─── Data listing

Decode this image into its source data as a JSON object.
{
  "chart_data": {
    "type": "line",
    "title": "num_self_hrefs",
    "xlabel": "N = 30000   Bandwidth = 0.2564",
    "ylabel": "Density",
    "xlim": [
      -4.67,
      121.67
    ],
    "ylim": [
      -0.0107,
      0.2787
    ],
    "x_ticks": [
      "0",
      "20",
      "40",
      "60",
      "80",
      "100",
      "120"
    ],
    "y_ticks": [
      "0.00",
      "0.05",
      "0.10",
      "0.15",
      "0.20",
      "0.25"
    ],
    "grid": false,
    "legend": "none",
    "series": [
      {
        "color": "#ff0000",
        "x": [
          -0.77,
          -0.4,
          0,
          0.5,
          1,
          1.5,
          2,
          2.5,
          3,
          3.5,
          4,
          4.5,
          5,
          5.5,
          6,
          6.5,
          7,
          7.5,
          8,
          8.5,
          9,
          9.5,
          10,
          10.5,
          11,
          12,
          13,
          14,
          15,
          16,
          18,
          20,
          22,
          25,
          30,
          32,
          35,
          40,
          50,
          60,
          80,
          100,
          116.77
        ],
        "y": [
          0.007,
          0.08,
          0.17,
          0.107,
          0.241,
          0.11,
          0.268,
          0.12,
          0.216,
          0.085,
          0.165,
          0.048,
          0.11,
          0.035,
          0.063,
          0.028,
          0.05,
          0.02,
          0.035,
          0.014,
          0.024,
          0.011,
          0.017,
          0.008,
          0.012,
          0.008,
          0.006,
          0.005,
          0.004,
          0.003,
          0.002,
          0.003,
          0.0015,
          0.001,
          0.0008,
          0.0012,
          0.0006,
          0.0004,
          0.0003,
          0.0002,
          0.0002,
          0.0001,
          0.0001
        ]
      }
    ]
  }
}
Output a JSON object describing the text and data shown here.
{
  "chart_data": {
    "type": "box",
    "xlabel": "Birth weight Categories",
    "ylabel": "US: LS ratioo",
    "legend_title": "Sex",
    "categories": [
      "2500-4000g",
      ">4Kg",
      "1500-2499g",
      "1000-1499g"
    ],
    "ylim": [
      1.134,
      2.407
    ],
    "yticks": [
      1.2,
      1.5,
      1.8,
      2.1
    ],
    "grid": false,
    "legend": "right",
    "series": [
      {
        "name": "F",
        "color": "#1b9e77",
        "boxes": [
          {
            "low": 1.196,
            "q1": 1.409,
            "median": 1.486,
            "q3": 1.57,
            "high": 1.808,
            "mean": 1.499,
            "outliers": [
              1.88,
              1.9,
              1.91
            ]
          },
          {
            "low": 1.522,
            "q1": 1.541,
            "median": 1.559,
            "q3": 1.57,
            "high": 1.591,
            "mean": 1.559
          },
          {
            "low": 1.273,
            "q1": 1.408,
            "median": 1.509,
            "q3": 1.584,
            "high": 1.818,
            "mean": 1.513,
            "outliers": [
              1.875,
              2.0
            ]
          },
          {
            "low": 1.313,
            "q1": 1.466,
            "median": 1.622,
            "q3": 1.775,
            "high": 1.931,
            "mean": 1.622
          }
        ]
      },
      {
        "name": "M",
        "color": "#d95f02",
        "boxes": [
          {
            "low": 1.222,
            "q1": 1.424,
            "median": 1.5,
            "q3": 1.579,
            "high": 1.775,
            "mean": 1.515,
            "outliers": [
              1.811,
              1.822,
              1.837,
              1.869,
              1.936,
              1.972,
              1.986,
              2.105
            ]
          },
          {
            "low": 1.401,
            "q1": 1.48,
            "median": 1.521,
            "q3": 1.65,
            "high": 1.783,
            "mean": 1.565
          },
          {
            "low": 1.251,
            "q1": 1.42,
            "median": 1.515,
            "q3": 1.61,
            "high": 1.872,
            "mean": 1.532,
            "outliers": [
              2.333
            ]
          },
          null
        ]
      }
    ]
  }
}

──────

> _What this task involves_
Can you restate every record above word for word?

> _Written answer_
Decode this image into its source data as a JSON object.
{
  "chart_data": {
    "type": "line",
    "title": "num_self_hrefs",
    "xlabel": "N = 30000   Bandwidth = 0.2564",
    "ylabel": "Density",
    "xlim": [
      -4.67,
      121.67
    ],
    "ylim": [
      -0.0107,
      0.2787
    ],
    "x_ticks": [
      "0",
      "20",
      "40",
      "60",
      "80",
      "100",
      "120"
    ],
    "y_ticks": [
      "0.00",
      "0.05",
      "0.10",
      "0.15",
      "0.20",
      "0.25"
    ],
    "grid": false,
    "legend": "none",
    "series": [
      {
        "color": "#ff0000",
        "x": [
          -0.77,
          -0.4,
          0,
          0.5,
          1,
          1.5,
          2,
          2.5,
          3,
          3.5,
          4,
          4.5,
          5,
          5.5,
          6,
          6.5,
          7,
          7.5,
          8,
          8.5,
          9,
          9.5,
          10,
          10.5,
          11,
          12,
          13,
          14,
          15,
          16,
          18,
          20,
          22,
          25,
          30,
          32,
          35,
          40,
          50,
          60,
          80,
          100,
          116.77
        ],
        "y": [
          0.007,
          0.08,
          0.17,
          0.107,
          0.241,
          0.11,
          0.268,
          0.12,
          0.216,
          0.085,
          0.165,
          0.048,
          0.11,
          0.035,
          0.063,
          0.028,
          0.05,
          0.02,
          0.035,
          0.014,
          0.024,
          0.011,
          0.017,
          0.008,
          0.012,
          0.008,
          0.006,
          0.005,
          0.004,
          0.003,
          0.002,
          0.003,
          0.0015,
          0.001,
          0.0008,
          0.0012,
          0.0006,
          0.0004,
          0.0003,
          0.0002,
          0.0002,
          0.0001,
          0.0001
        ]
      }
    ]
  }
}
Output a JSON object describing the text and data shown here.
{
  "chart_data": {
    "type": "box",
    "xlabel": "Birth weight Categories",
    "ylabel": "US: LS ratioo",
    "legend_title": "Sex",
    "categories": [
      "2500-4000g",
      ">4Kg",
      "1500-2499g",
      "1000-1499g"
    ],
    "ylim": [
      1.134,
      2.407
    ],
    "yticks": [
      1.2,
      1.5,
      1.8,
      2.1
    ],
    "grid": false,
    "legend": "right",
    "series": [
      {
        "name": "F",
        "color": "#1b9e77",
        "boxes": [
          {
            "low": 1.196,
            "q1": 1.409,
            "median": 1.486,
            "q3": 1.57,
            "high": 1.808,
            "mean": 1.499,
            "outliers": [
              1.88,
              1.9,
              1.91
            ]
          },
          {
            "low": 1.522,
            "q1": 1.541,
            "median": 1.559,
            "q3": 1.57,
            "high": 1.591,
            "mean": 1.559
          },
          {
            "low": 1.273,
            "q1": 1.408,
            "median": 1.509,
            "q3": 1.584,
            "high": 1.818,
            "mean": 1.513,
            "outliers": [
              1.875,
              2.0
            ]
          },
          {
            "low": 1.313,
            "q1": 1.466,
            "median": 1.622,
            "q3": 1.775,
            "high": 1.931,
            "mean": 1.622
          }
        ]
      },
      {
        "name": "M",
        "color": "#d95f02",
        "boxes": [
          {
            "low": 1.222,
            "q1": 1.424,
            "median": 1.5,
            "q3": 1.579,
            "high": 1.775,
            "mean": 1.515,
            "outliers": [
              1.811,
              1.822,
              1.837,
              1.869,
              1.936,
              1.972,
              1.986,
              2.105
            ]
          },
          {
            "low": 1.401,
            "q1": 1.48,
            "median": 1.521,
            "q3": 1.65,
            "high": 1.783,
            "mean": 1.565
          },
          {
            "low": 1.251,
            "q1": 1.42,
            "median": 1.515,
            "q3": 1.61,
            "high": 1.872,
            "mean": 1.532,
            "outliers": [
              2.333
            ]
          },
          null
        ]
      }
    ]
  }
}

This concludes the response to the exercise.